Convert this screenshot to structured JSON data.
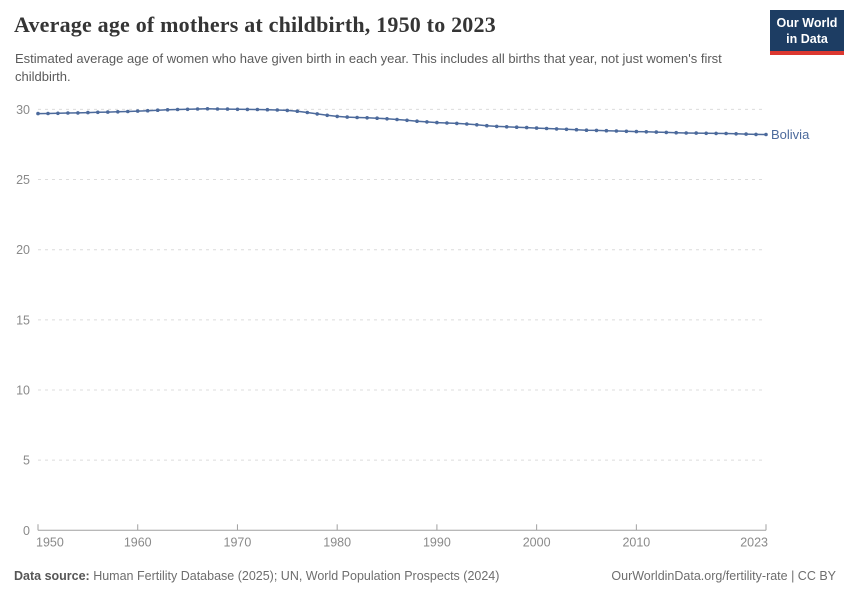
{
  "header": {
    "title": "Average age of mothers at childbirth, 1950 to 2023",
    "subtitle": "Estimated average age of women who have given birth in each year. This includes all births that year, not just women's first childbirth.",
    "logo": {
      "line1": "Our World",
      "line2": "in Data",
      "bg_color": "#1d3d63",
      "bar_color": "#dc3830"
    }
  },
  "chart_data": {
    "type": "line",
    "title": "Average age of mothers at childbirth, 1950 to 2023",
    "xlabel": "",
    "ylabel": "",
    "ylim": [
      0,
      30.5
    ],
    "yticks": [
      0,
      5,
      10,
      15,
      20,
      25,
      30
    ],
    "xticks": [
      1950,
      1960,
      1970,
      1980,
      1990,
      2000,
      2010,
      2023
    ],
    "grid": "horizontal-dashed",
    "legend_position": "end-of-line-label",
    "axis_color": "#a0a0a0",
    "grid_color": "#dcdcdc",
    "tick_label_color": "#8a8a8a",
    "series": [
      {
        "name": "Bolivia",
        "color": "#4C6A9C",
        "x": [
          1950,
          1951,
          1952,
          1953,
          1954,
          1955,
          1956,
          1957,
          1958,
          1959,
          1960,
          1961,
          1962,
          1963,
          1964,
          1965,
          1966,
          1967,
          1968,
          1969,
          1970,
          1971,
          1972,
          1973,
          1974,
          1975,
          1976,
          1977,
          1978,
          1979,
          1980,
          1981,
          1982,
          1983,
          1984,
          1985,
          1986,
          1987,
          1988,
          1989,
          1990,
          1991,
          1992,
          1993,
          1994,
          1995,
          1996,
          1997,
          1998,
          1999,
          2000,
          2001,
          2002,
          2003,
          2004,
          2005,
          2006,
          2007,
          2008,
          2009,
          2010,
          2011,
          2012,
          2013,
          2014,
          2015,
          2016,
          2017,
          2018,
          2019,
          2020,
          2021,
          2022,
          2023
        ],
        "values": [
          29.7,
          29.71,
          29.72,
          29.74,
          29.75,
          29.77,
          29.79,
          29.81,
          29.83,
          29.85,
          29.88,
          29.91,
          29.94,
          29.97,
          29.99,
          30.01,
          30.03,
          30.04,
          30.03,
          30.02,
          30.01,
          30.0,
          29.99,
          29.98,
          29.96,
          29.93,
          29.87,
          29.78,
          29.68,
          29.58,
          29.5,
          29.45,
          29.42,
          29.4,
          29.37,
          29.33,
          29.28,
          29.22,
          29.16,
          29.11,
          29.06,
          29.03,
          29.0,
          28.96,
          28.9,
          28.84,
          28.79,
          28.76,
          28.73,
          28.7,
          28.67,
          28.64,
          28.61,
          28.58,
          28.55,
          28.52,
          28.5,
          28.48,
          28.46,
          28.44,
          28.42,
          28.4,
          28.38,
          28.36,
          28.34,
          28.32,
          28.31,
          28.3,
          28.29,
          28.28,
          28.26,
          28.24,
          28.22,
          28.21
        ]
      }
    ]
  },
  "footer": {
    "source_label": "Data source:",
    "source_text": " Human Fertility Database (2025); UN, World Population Prospects (2024)",
    "right_text": "OurWorldinData.org/fertility-rate | CC BY"
  }
}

○ ○ ○

--- PROBLEM TO SOLVE ---
Go through the data above and transcribe it in full, omitting any image.

--- THE RESPONSE ---
Convert this screenshot to structured JSON data.
{
  "header": {
    "title": "Average age of mothers at childbirth, 1950 to 2023",
    "subtitle": "Estimated average age of women who have given birth in each year. This includes all births that year, not just women's first childbirth.",
    "logo": {
      "line1": "Our World",
      "line2": "in Data",
      "bg_color": "#1d3d63",
      "bar_color": "#dc3830"
    }
  },
  "chart_data": {
    "type": "line",
    "title": "Average age of mothers at childbirth, 1950 to 2023",
    "xlabel": "",
    "ylabel": "",
    "ylim": [
      0,
      30.5
    ],
    "yticks": [
      0,
      5,
      10,
      15,
      20,
      25,
      30
    ],
    "xticks": [
      1950,
      1960,
      1970,
      1980,
      1990,
      2000,
      2010,
      2023
    ],
    "grid": "horizontal-dashed",
    "legend_position": "end-of-line-label",
    "axis_color": "#a0a0a0",
    "grid_color": "#dcdcdc",
    "tick_label_color": "#8a8a8a",
    "series": [
      {
        "name": "Bolivia",
        "color": "#4C6A9C",
        "x": [
          1950,
          1951,
          1952,
          1953,
          1954,
          1955,
          1956,
          1957,
          1958,
          1959,
          1960,
          1961,
          1962,
          1963,
          1964,
          1965,
          1966,
          1967,
          1968,
          1969,
          1970,
          1971,
          1972,
          1973,
          1974,
          1975,
          1976,
          1977,
          1978,
          1979,
          1980,
          1981,
          1982,
          1983,
          1984,
          1985,
          1986,
          1987,
          1988,
          1989,
          1990,
          1991,
          1992,
          1993,
          1994,
          1995,
          1996,
          1997,
          1998,
          1999,
          2000,
          2001,
          2002,
          2003,
          2004,
          2005,
          2006,
          2007,
          2008,
          2009,
          2010,
          2011,
          2012,
          2013,
          2014,
          2015,
          2016,
          2017,
          2018,
          2019,
          2020,
          2021,
          2022,
          2023
        ],
        "values": [
          29.7,
          29.71,
          29.72,
          29.74,
          29.75,
          29.77,
          29.79,
          29.81,
          29.83,
          29.85,
          29.88,
          29.91,
          29.94,
          29.97,
          29.99,
          30.01,
          30.03,
          30.04,
          30.03,
          30.02,
          30.01,
          30.0,
          29.99,
          29.98,
          29.96,
          29.93,
          29.87,
          29.78,
          29.68,
          29.58,
          29.5,
          29.45,
          29.42,
          29.4,
          29.37,
          29.33,
          29.28,
          29.22,
          29.16,
          29.11,
          29.06,
          29.03,
          29.0,
          28.96,
          28.9,
          28.84,
          28.79,
          28.76,
          28.73,
          28.7,
          28.67,
          28.64,
          28.61,
          28.58,
          28.55,
          28.52,
          28.5,
          28.48,
          28.46,
          28.44,
          28.42,
          28.4,
          28.38,
          28.36,
          28.34,
          28.32,
          28.31,
          28.3,
          28.29,
          28.28,
          28.26,
          28.24,
          28.22,
          28.21
        ]
      }
    ]
  },
  "footer": {
    "source_label": "Data source:",
    "source_text": " Human Fertility Database (2025); UN, World Population Prospects (2024)",
    "right_text": "OurWorldinData.org/fertility-rate | CC BY"
  }
}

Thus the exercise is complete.